== DIRECTION ==
Can you update the records below so that every "FTXL User's Guide" reads "FTXL Programmer's Manual", keeping everything else the same and leaving out the pictures?

------------------------------

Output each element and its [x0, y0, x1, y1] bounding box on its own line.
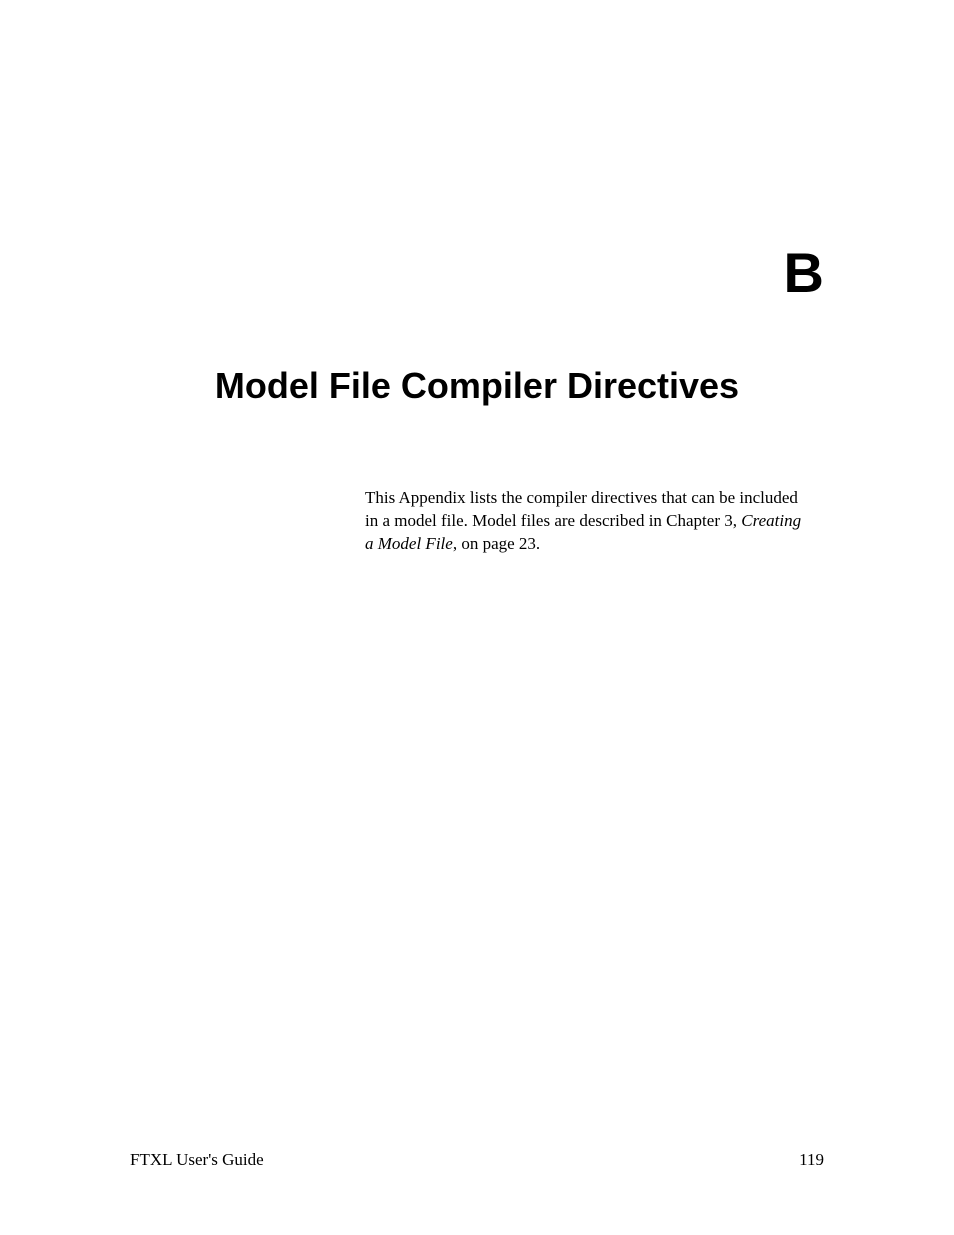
intro-paragraph: This Appendix lists the compiler directi… — [365, 487, 804, 556]
document-page: B Model File Compiler Directives This Ap… — [0, 0, 954, 1235]
footer-page-number: 119 — [799, 1150, 824, 1170]
intro-text-after: , on page 23. — [453, 534, 540, 553]
appendix-title: Model File Compiler Directives — [130, 365, 824, 407]
intro-text-before: This Appendix lists the compiler directi… — [365, 488, 798, 530]
page-footer: FTXL User's Guide 119 — [130, 1150, 824, 1170]
appendix-letter: B — [130, 240, 824, 305]
footer-document-title: FTXL User's Guide — [130, 1150, 264, 1170]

------------------------------

== EXERCISE OUTPUT ==
Output each element and its [x0, y0, x1, y1] bounding box on its own line.
intro-paragraph: This Appendix lists the compiler directi… — [365, 487, 804, 556]
document-page: B Model File Compiler Directives This Ap… — [0, 0, 954, 1235]
footer-page-number: 119 — [799, 1150, 824, 1170]
intro-text-after: , on page 23. — [453, 534, 540, 553]
appendix-title: Model File Compiler Directives — [130, 365, 824, 407]
intro-text-before: This Appendix lists the compiler directi… — [365, 488, 798, 530]
page-footer: FTXL Programmer's Manual 119 — [130, 1150, 824, 1170]
appendix-letter: B — [130, 240, 824, 305]
footer-document-title: FTXL Programmer's Manual — [130, 1150, 264, 1170]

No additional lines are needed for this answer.